▶ **Written exercise**
Give every line again exactly as it appears, please, but not the pictures.

Rows from a figure dataset
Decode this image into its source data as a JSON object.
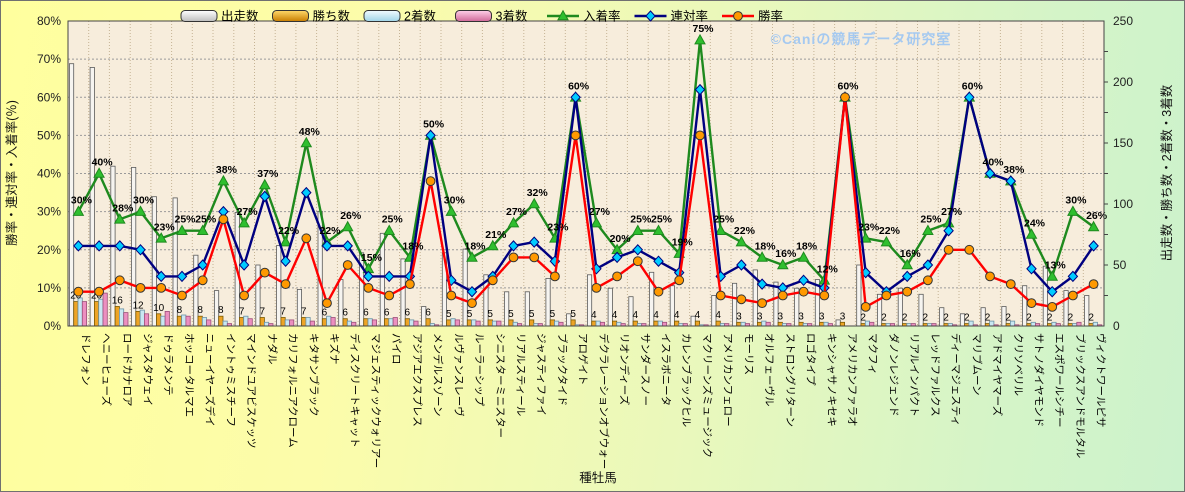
{
  "watermark": "©Caniの競馬データ研究室",
  "chart_data": {
    "type": "combo_bar_line",
    "x_axis_title": "種牡馬",
    "left_axis": {
      "title": "勝率・連対率・入着率(％)",
      "min": 0,
      "max": 80,
      "step": 10,
      "unit": "%"
    },
    "right_axis": {
      "title": "出走数・勝ち数・2着数・3着数",
      "min": 0,
      "max": 250,
      "step": 50
    },
    "legend_position": "top",
    "grid": true,
    "categories": [
      "ドレフォン",
      "ヘニーヒューズ",
      "ロードカナロア",
      "ジャスタウェイ",
      "ドゥラメンテ",
      "ホッコータルマエ",
      "ニューイヤーズデイ",
      "イントゥミスチーフ",
      "マインドユアビスケッツ",
      "ナダル",
      "カリフォルニアクローム",
      "キタサンブラック",
      "キズナ",
      "ディスクリートキャット",
      "マジェスティックウォリアー",
      "パイロ",
      "アジアエクスプレス",
      "メンデルスゾーン",
      "ルヴァンスレーヴ",
      "ルーラーシップ",
      "シニスターミニスター",
      "リアルスティール",
      "ジャスティファイ",
      "ブラックタイド",
      "アロゲイト",
      "デクラレーションオブウォー",
      "リオンディーズ",
      "サンダースノー",
      "イスラボニータ",
      "カレンブラックヒル",
      "マクリーンズミュージック",
      "アメリカンフェロー",
      "モーリス",
      "オルフェーヴル",
      "ストロングリターン",
      "ロゴタイプ",
      "キンシャサノキセキ",
      "アメリカンファラオ",
      "マクフィ",
      "ダノンレジェンド",
      "リアルインパクト",
      "レッドファルクス",
      "ディーマジェスティ",
      "マリブムーン",
      "アドマイヤマーズ",
      "クリソベリル",
      "サトノダイヤモンド",
      "エスポワールシチー",
      "ブリックスアンドモルタル",
      "ヴィクトワールピサ"
    ],
    "bar_series": [
      {
        "name": "出走数",
        "fill": "#f6f4f0",
        "stroke": "#5a5a5a",
        "values": [
          215,
          212,
          131,
          130,
          106,
          105,
          58,
          29,
          93,
          50,
          66,
          30,
          94,
          38,
          60,
          76,
          55,
          16,
          60,
          63,
          42,
          28,
          28,
          39,
          10,
          42,
          31,
          24,
          44,
          33,
          8,
          25,
          35,
          46,
          36,
          31,
          38,
          5,
          50,
          26,
          31,
          26,
          15,
          10,
          15,
          16,
          33,
          49,
          29,
          25
        ]
      },
      {
        "name": "勝ち数",
        "fill": "#eda426",
        "stroke": "#7a5a00",
        "data_labels": true,
        "values": [
          20,
          20,
          16,
          12,
          10,
          8,
          8,
          8,
          7,
          7,
          7,
          7,
          6,
          6,
          6,
          6,
          6,
          6,
          5,
          5,
          5,
          5,
          5,
          5,
          5,
          4,
          4,
          4,
          4,
          4,
          4,
          4,
          3,
          3,
          3,
          3,
          3,
          3,
          2,
          2,
          2,
          2,
          2,
          2,
          2,
          2,
          2,
          2,
          2,
          2
        ]
      },
      {
        "name": "2着数",
        "fill": "#c9e7f2",
        "stroke": "#6b93a6",
        "values": [
          23,
          22,
          14,
          13,
          8,
          9,
          7,
          4,
          8,
          3,
          5,
          7,
          8,
          4,
          6,
          6,
          5,
          2,
          6,
          5,
          4,
          3,
          2,
          4,
          1,
          4,
          3,
          2,
          4,
          2,
          1,
          2,
          3,
          4,
          2,
          2,
          3,
          0,
          4,
          2,
          2,
          2,
          2,
          4,
          4,
          4,
          3,
          3,
          2,
          3
        ]
      },
      {
        "name": "3着数",
        "fill": "#ec8fc0",
        "stroke": "#9c4f79",
        "values": [
          20,
          27,
          11,
          10,
          12,
          8,
          5,
          2,
          6,
          2,
          5,
          4,
          7,
          3,
          5,
          7,
          4,
          1,
          5,
          4,
          4,
          2,
          2,
          3,
          1,
          3,
          2,
          2,
          3,
          2,
          1,
          2,
          2,
          3,
          2,
          2,
          2,
          0,
          3,
          2,
          2,
          2,
          1,
          1,
          1,
          1,
          2,
          2,
          3,
          1
        ]
      }
    ],
    "line_series": [
      {
        "name": "入着率",
        "color": "#1e8a1e",
        "marker": "triangle",
        "marker_fill": "#2fbf2f",
        "data_labels": true,
        "values": [
          30,
          40,
          28,
          30,
          23,
          25,
          25,
          38,
          27,
          37,
          22,
          48,
          22,
          26,
          15,
          25,
          18,
          50,
          30,
          18,
          21,
          27,
          32,
          23,
          60,
          27,
          20,
          25,
          25,
          19,
          75,
          25,
          22,
          18,
          16,
          18,
          12,
          60,
          23,
          22,
          16,
          25,
          27,
          60,
          40,
          38,
          24,
          13,
          30,
          26
        ]
      },
      {
        "name": "連対率",
        "color": "#000080",
        "marker": "diamond",
        "marker_fill": "#00ccff",
        "values": [
          21,
          21,
          21,
          20,
          13,
          13,
          16,
          30,
          16,
          34,
          17,
          35,
          21,
          21,
          13,
          13,
          13,
          50,
          12,
          9,
          13,
          21,
          22,
          17,
          60,
          15,
          18,
          20,
          17,
          14,
          62,
          13,
          16,
          11,
          10,
          12,
          10,
          60,
          14,
          9,
          13,
          16,
          25,
          60,
          40,
          38,
          15,
          9,
          13,
          21
        ]
      },
      {
        "name": "勝率",
        "color": "#ff0000",
        "marker": "circle",
        "marker_fill": "#ff9900",
        "values": [
          9,
          9,
          12,
          10,
          10,
          8,
          12,
          28,
          8,
          14,
          11,
          23,
          6,
          16,
          10,
          8,
          11,
          38,
          8,
          6,
          12,
          18,
          18,
          13,
          50,
          10,
          13,
          17,
          9,
          12,
          50,
          8,
          7,
          6,
          8,
          9,
          8,
          60,
          5,
          8,
          9,
          12,
          20,
          20,
          13,
          11,
          6,
          5,
          8,
          11
        ]
      }
    ]
  }
}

▶ **Written response**
Decode this image into its source data as a JSON object.
{
  "watermark": "©Caniの競馬データ研究室",
  "chart_data": {
    "type": "combo_bar_line",
    "x_axis_title": "種牡馬",
    "left_axis": {
      "title": "勝率・連対率・入着率(％)",
      "min": 0,
      "max": 80,
      "step": 10,
      "unit": "%"
    },
    "right_axis": {
      "title": "出走数・勝ち数・2着数・3着数",
      "min": 0,
      "max": 250,
      "step": 50
    },
    "legend_position": "top",
    "grid": true,
    "categories": [
      "ドレフォン",
      "ヘニーヒューズ",
      "ロードカナロア",
      "ジャスタウェイ",
      "ドゥラメンテ",
      "ホッコータルマエ",
      "ニューイヤーズデイ",
      "イントゥミスチーフ",
      "マインドユアビスケッツ",
      "ナダル",
      "カリフォルニアクローム",
      "キタサンブラック",
      "キズナ",
      "ディスクリートキャット",
      "マジェスティックウォリアー",
      "パイロ",
      "アジアエクスプレス",
      "メンデルスゾーン",
      "ルヴァンスレーヴ",
      "ルーラーシップ",
      "シニスターミニスター",
      "リアルスティール",
      "ジャスティファイ",
      "ブラックタイド",
      "アロゲイト",
      "デクラレーションオブウォー",
      "リオンディーズ",
      "サンダースノー",
      "イスラボニータ",
      "カレンブラックヒル",
      "マクリーンズミュージック",
      "アメリカンフェロー",
      "モーリス",
      "オルフェーヴル",
      "ストロングリターン",
      "ロゴタイプ",
      "キンシャサノキセキ",
      "アメリカンファラオ",
      "マクフィ",
      "ダノンレジェンド",
      "リアルインパクト",
      "レッドファルクス",
      "ディーマジェスティ",
      "マリブムーン",
      "アドマイヤマーズ",
      "クリソベリル",
      "サトノダイヤモンド",
      "エスポワールシチー",
      "ブリックスアンドモルタル",
      "ヴィクトワールピサ"
    ],
    "bar_series": [
      {
        "name": "出走数",
        "fill": "#f6f4f0",
        "stroke": "#5a5a5a",
        "values": [
          215,
          212,
          131,
          130,
          106,
          105,
          58,
          29,
          93,
          50,
          66,
          30,
          94,
          38,
          60,
          76,
          55,
          16,
          60,
          63,
          42,
          28,
          28,
          39,
          10,
          42,
          31,
          24,
          44,
          33,
          8,
          25,
          35,
          46,
          36,
          31,
          38,
          5,
          50,
          26,
          31,
          26,
          15,
          10,
          15,
          16,
          33,
          49,
          29,
          25
        ]
      },
      {
        "name": "勝ち数",
        "fill": "#eda426",
        "stroke": "#7a5a00",
        "data_labels": true,
        "values": [
          20,
          20,
          16,
          12,
          10,
          8,
          8,
          8,
          7,
          7,
          7,
          7,
          6,
          6,
          6,
          6,
          6,
          6,
          5,
          5,
          5,
          5,
          5,
          5,
          5,
          4,
          4,
          4,
          4,
          4,
          4,
          4,
          3,
          3,
          3,
          3,
          3,
          3,
          2,
          2,
          2,
          2,
          2,
          2,
          2,
          2,
          2,
          2,
          2,
          2
        ]
      },
      {
        "name": "2着数",
        "fill": "#c9e7f2",
        "stroke": "#6b93a6",
        "values": [
          23,
          22,
          14,
          13,
          8,
          9,
          7,
          4,
          8,
          3,
          5,
          7,
          8,
          4,
          6,
          6,
          5,
          2,
          6,
          5,
          4,
          3,
          2,
          4,
          1,
          4,
          3,
          2,
          4,
          2,
          1,
          2,
          3,
          4,
          2,
          2,
          3,
          0,
          4,
          2,
          2,
          2,
          2,
          4,
          4,
          4,
          3,
          3,
          2,
          3
        ]
      },
      {
        "name": "3着数",
        "fill": "#ec8fc0",
        "stroke": "#9c4f79",
        "values": [
          20,
          27,
          11,
          10,
          12,
          8,
          5,
          2,
          6,
          2,
          5,
          4,
          7,
          3,
          5,
          7,
          4,
          1,
          5,
          4,
          4,
          2,
          2,
          3,
          1,
          3,
          2,
          2,
          3,
          2,
          1,
          2,
          2,
          3,
          2,
          2,
          2,
          0,
          3,
          2,
          2,
          2,
          1,
          1,
          1,
          1,
          2,
          2,
          3,
          1
        ]
      }
    ],
    "line_series": [
      {
        "name": "入着率",
        "color": "#1e8a1e",
        "marker": "triangle",
        "marker_fill": "#2fbf2f",
        "data_labels": true,
        "values": [
          30,
          40,
          28,
          30,
          23,
          25,
          25,
          38,
          27,
          37,
          22,
          48,
          22,
          26,
          15,
          25,
          18,
          50,
          30,
          18,
          21,
          27,
          32,
          23,
          60,
          27,
          20,
          25,
          25,
          19,
          75,
          25,
          22,
          18,
          16,
          18,
          12,
          60,
          23,
          22,
          16,
          25,
          27,
          60,
          40,
          38,
          24,
          13,
          30,
          26
        ]
      },
      {
        "name": "連対率",
        "color": "#000080",
        "marker": "diamond",
        "marker_fill": "#00ccff",
        "values": [
          21,
          21,
          21,
          20,
          13,
          13,
          16,
          30,
          16,
          34,
          17,
          35,
          21,
          21,
          13,
          13,
          13,
          50,
          12,
          9,
          13,
          21,
          22,
          17,
          60,
          15,
          18,
          20,
          17,
          14,
          62,
          13,
          16,
          11,
          10,
          12,
          10,
          60,
          14,
          9,
          13,
          16,
          25,
          60,
          40,
          38,
          15,
          9,
          13,
          21
        ]
      },
      {
        "name": "勝率",
        "color": "#ff0000",
        "marker": "circle",
        "marker_fill": "#ff9900",
        "values": [
          9,
          9,
          12,
          10,
          10,
          8,
          12,
          28,
          8,
          14,
          11,
          23,
          6,
          16,
          10,
          8,
          11,
          38,
          8,
          6,
          12,
          18,
          18,
          13,
          50,
          10,
          13,
          17,
          9,
          12,
          50,
          8,
          7,
          6,
          8,
          9,
          8,
          60,
          5,
          8,
          9,
          12,
          20,
          20,
          13,
          11,
          6,
          5,
          8,
          11
        ]
      }
    ]
  }
}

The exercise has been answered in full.